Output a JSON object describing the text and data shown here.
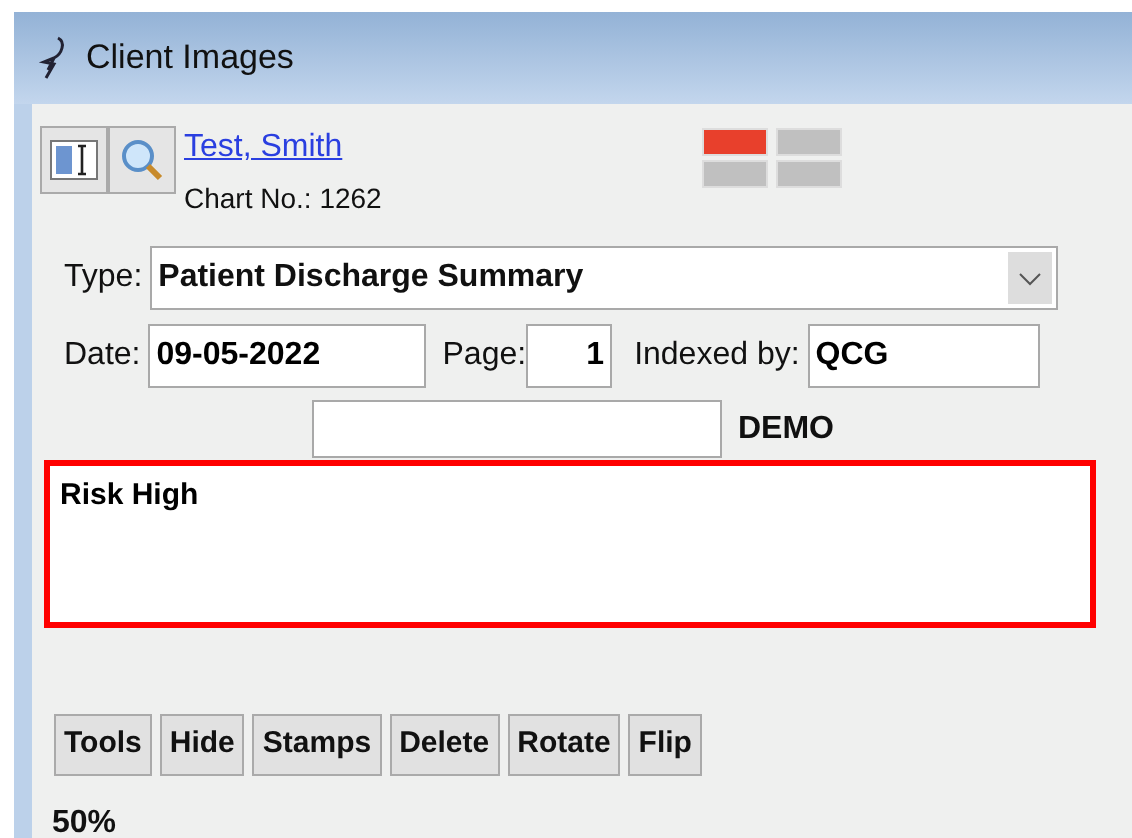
{
  "window": {
    "title": "Client Images"
  },
  "patient": {
    "name": "Test, Smith",
    "chart_label": "Chart No.:",
    "chart_number": "1262"
  },
  "indicators": [
    {
      "color": "#e8402c"
    },
    {
      "color": "#c0c0c0"
    },
    {
      "color": "#c0c0c0"
    },
    {
      "color": "#c0c0c0"
    }
  ],
  "type": {
    "label": "Type:",
    "value": "Patient Discharge Summary"
  },
  "date": {
    "label": "Date:",
    "value": "09-05-2022"
  },
  "page": {
    "label": "Page:",
    "value": "1"
  },
  "indexed_by": {
    "label": "Indexed by:",
    "value": "QCG"
  },
  "demo_label": "DEMO",
  "notes": {
    "value": "Risk High"
  },
  "buttons": [
    "Tools",
    "Hide",
    "Stamps",
    "Delete",
    "Rotate",
    "Flip"
  ],
  "zoom": "50%"
}
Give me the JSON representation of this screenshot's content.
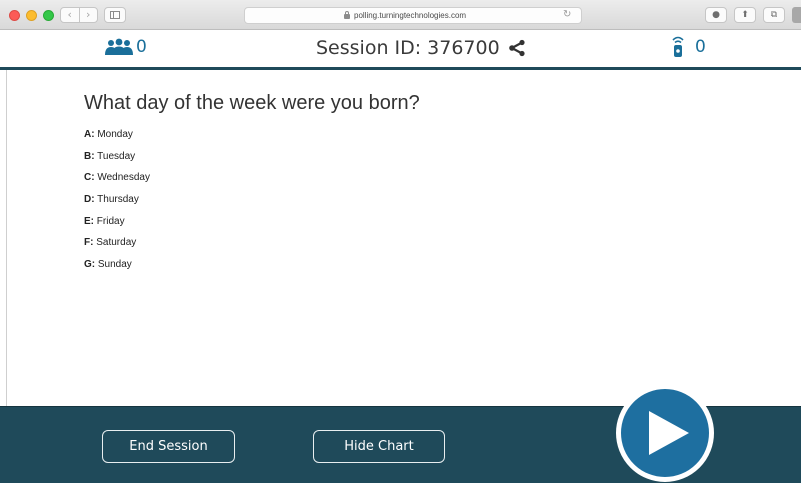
{
  "browser": {
    "url": "polling.turningtechnologies.com",
    "nav_back_glyph": "‹",
    "nav_forward_glyph": "›",
    "reload_glyph": "↻",
    "toolbar_glyphs": [
      "●",
      "⬆",
      "⧉"
    ]
  },
  "header": {
    "participants_count": "0",
    "session_label": "Session ID:",
    "session_id": "376700",
    "clickers_count": "0"
  },
  "question": {
    "text": "What day of the week were you born?",
    "answers": [
      {
        "key": "A:",
        "label": "Monday"
      },
      {
        "key": "B:",
        "label": "Tuesday"
      },
      {
        "key": "C:",
        "label": "Wednesday"
      },
      {
        "key": "D:",
        "label": "Thursday"
      },
      {
        "key": "E:",
        "label": "Friday"
      },
      {
        "key": "F:",
        "label": "Saturday"
      },
      {
        "key": "G:",
        "label": "Sunday"
      }
    ]
  },
  "footer": {
    "end_session_label": "End Session",
    "hide_chart_label": "Hide Chart"
  },
  "colors": {
    "footer_bg": "#1f4a5a",
    "accent_blue": "#1a6f9a",
    "play_button": "#1e6fa0"
  },
  "icons": {
    "participants": "users-icon",
    "share": "share-icon",
    "clicker": "clicker-remote-icon",
    "play": "play-icon"
  }
}
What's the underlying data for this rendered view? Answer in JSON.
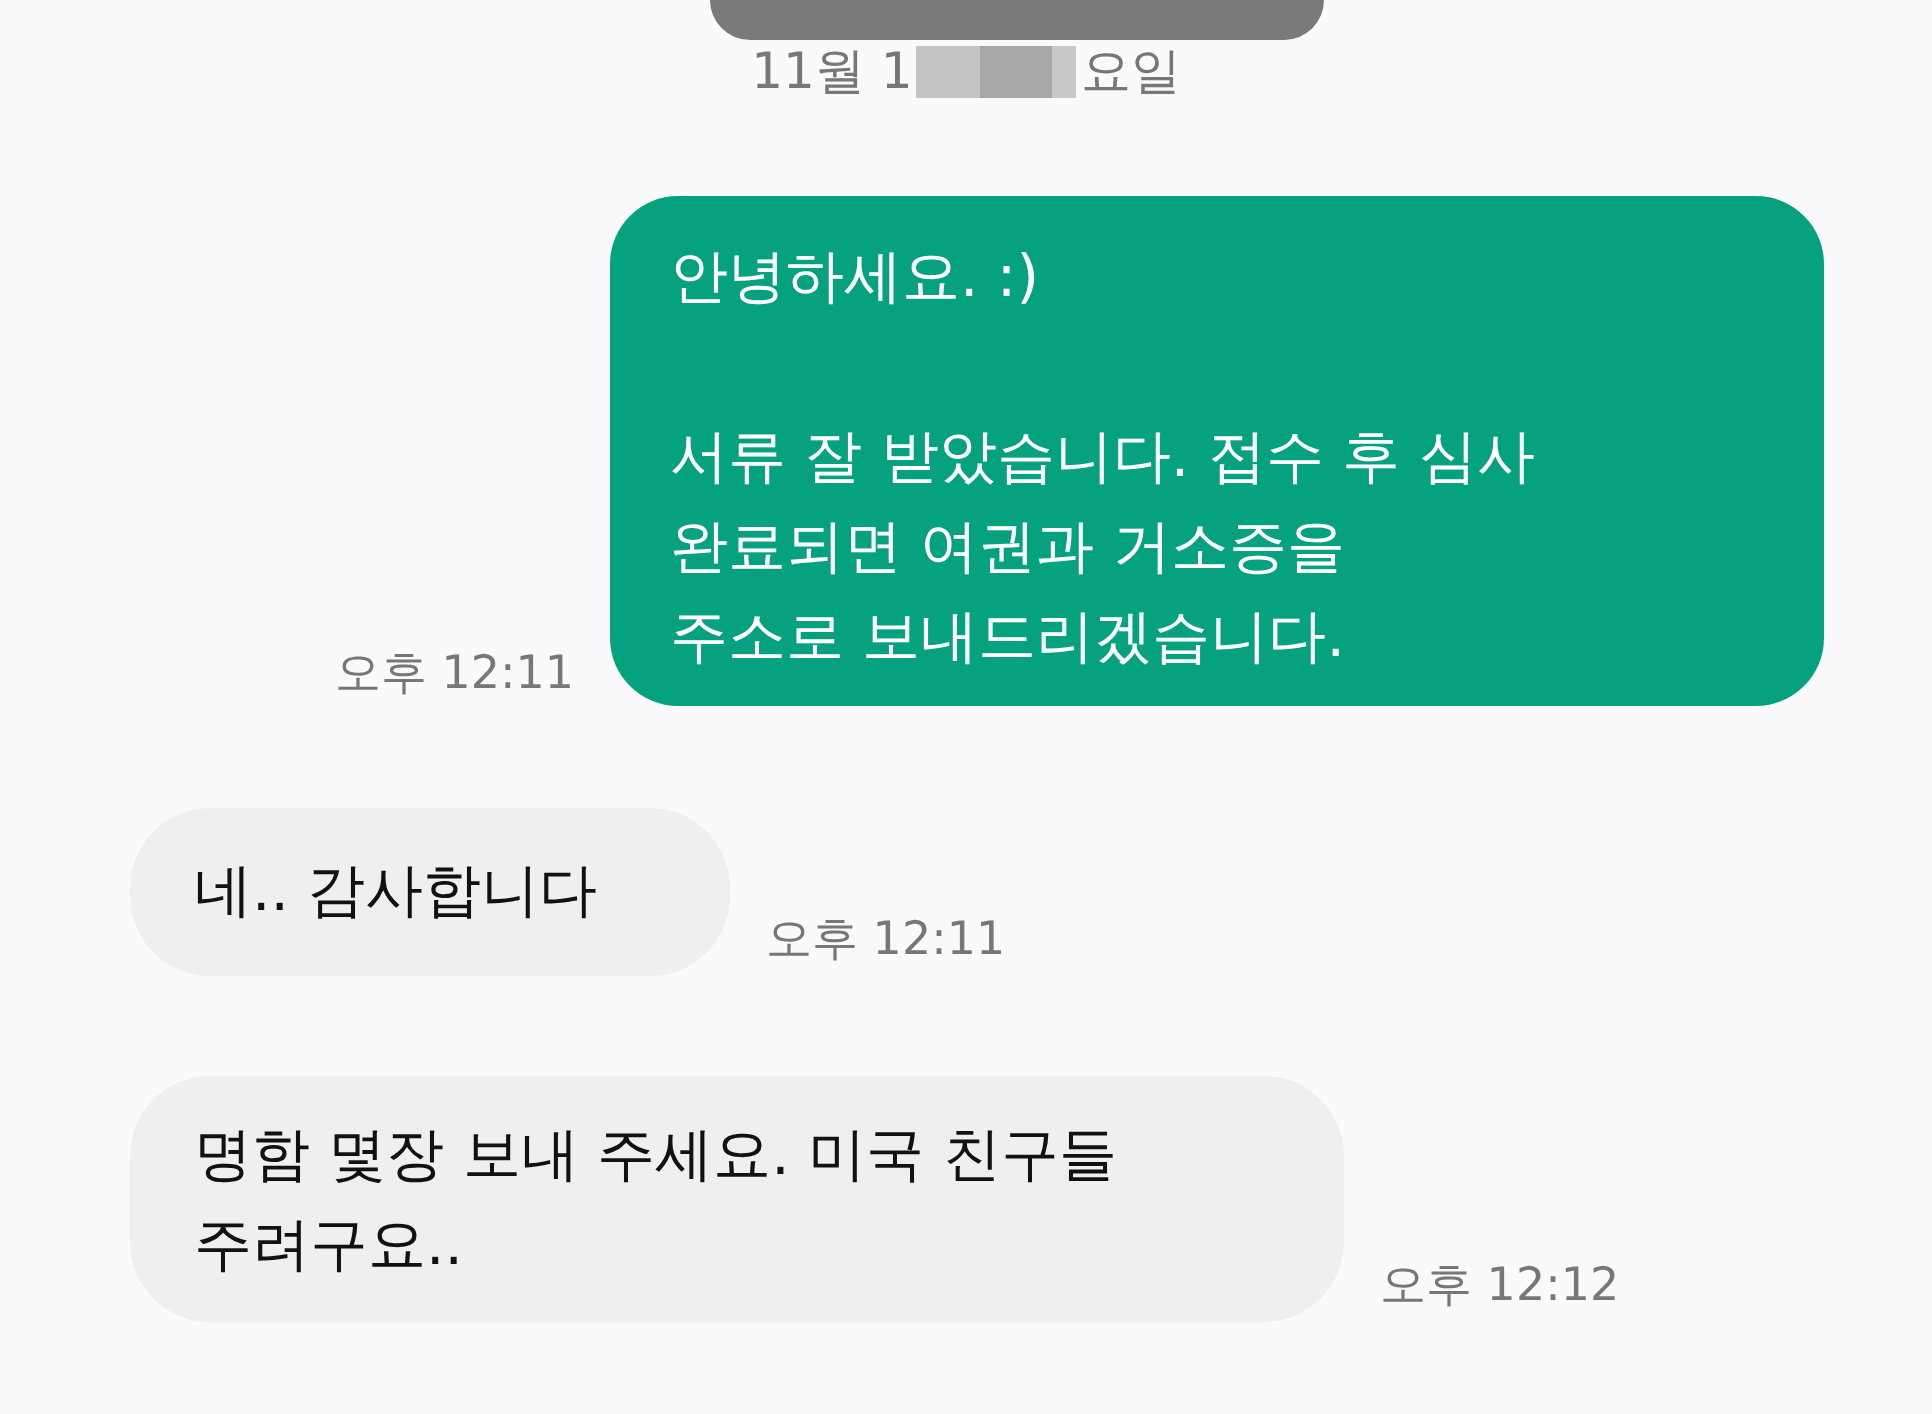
{
  "date_header": {
    "before": "11월 1",
    "after": "요일"
  },
  "messages": [
    {
      "kind": "sent",
      "text": "안녕하세요. :)\n\n서류 잘 받았습니다. 접수 후 심사\n완료되면 여권과 거소증을\n주소로 보내드리겠습니다.",
      "time": "오후 12:11"
    },
    {
      "kind": "received",
      "text": "네.. 감사합니다",
      "time": "오후 12:11"
    },
    {
      "kind": "received",
      "text": "명함 몇장 보내 주세요. 미국 친구들\n주려구요..",
      "time": "오후 12:12"
    }
  ]
}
################
WORK INSTRUCTIONS:
The records above need to be given again exactly. Omit the pictures.

TASK SOLUTION:
Output a JSON object describing the text and data shown here.
{
  "window": {
    "title": "Client Images"
  },
  "patient": {
    "name": "Test, Smith",
    "chart_label": "Chart No.:",
    "chart_number": "1262"
  },
  "indicators": [
    {
      "color": "#e8402c"
    },
    {
      "color": "#c0c0c0"
    },
    {
      "color": "#c0c0c0"
    },
    {
      "color": "#c0c0c0"
    }
  ],
  "type": {
    "label": "Type:",
    "value": "Patient Discharge Summary"
  },
  "date": {
    "label": "Date:",
    "value": "09-05-2022"
  },
  "page": {
    "label": "Page:",
    "value": "1"
  },
  "indexed_by": {
    "label": "Indexed by:",
    "value": "QCG"
  },
  "demo_label": "DEMO",
  "notes": {
    "value": "Risk High"
  },
  "buttons": [
    "Tools",
    "Hide",
    "Stamps",
    "Delete",
    "Rotate",
    "Flip"
  ],
  "zoom": "50%"
}
Give me the JSON representation of this screenshot's content.
{
  "browser": {
    "url": "polling.turningtechnologies.com",
    "nav_back_glyph": "‹",
    "nav_forward_glyph": "›",
    "reload_glyph": "↻",
    "toolbar_glyphs": [
      "●",
      "⬆",
      "⧉"
    ]
  },
  "header": {
    "participants_count": "0",
    "session_label": "Session ID:",
    "session_id": "376700",
    "clickers_count": "0"
  },
  "question": {
    "text": "What day of the week were you born?",
    "answers": [
      {
        "key": "A:",
        "label": "Monday"
      },
      {
        "key": "B:",
        "label": "Tuesday"
      },
      {
        "key": "C:",
        "label": "Wednesday"
      },
      {
        "key": "D:",
        "label": "Thursday"
      },
      {
        "key": "E:",
        "label": "Friday"
      },
      {
        "key": "F:",
        "label": "Saturday"
      },
      {
        "key": "G:",
        "label": "Sunday"
      }
    ]
  },
  "footer": {
    "end_session_label": "End Session",
    "hide_chart_label": "Hide Chart"
  },
  "colors": {
    "footer_bg": "#1f4a5a",
    "accent_blue": "#1a6f9a",
    "play_button": "#1e6fa0"
  },
  "icons": {
    "participants": "users-icon",
    "share": "share-icon",
    "clicker": "clicker-remote-icon",
    "play": "play-icon"
  }
}
What's the underlying data for this rendered view? Answer in JSON.
{
  "date_header": {
    "before": "11월 1",
    "after": "요일"
  },
  "messages": [
    {
      "kind": "sent",
      "text": "안녕하세요. :)\n\n서류 잘 받았습니다. 접수 후 심사\n완료되면 여권과 거소증을\n주소로 보내드리겠습니다.",
      "time": "오후 12:11"
    },
    {
      "kind": "received",
      "text": "네.. 감사합니다",
      "time": "오후 12:11"
    },
    {
      "kind": "received",
      "text": "명함 몇장 보내 주세요. 미국 친구들\n주려구요..",
      "time": "오후 12:12"
    }
  ]
}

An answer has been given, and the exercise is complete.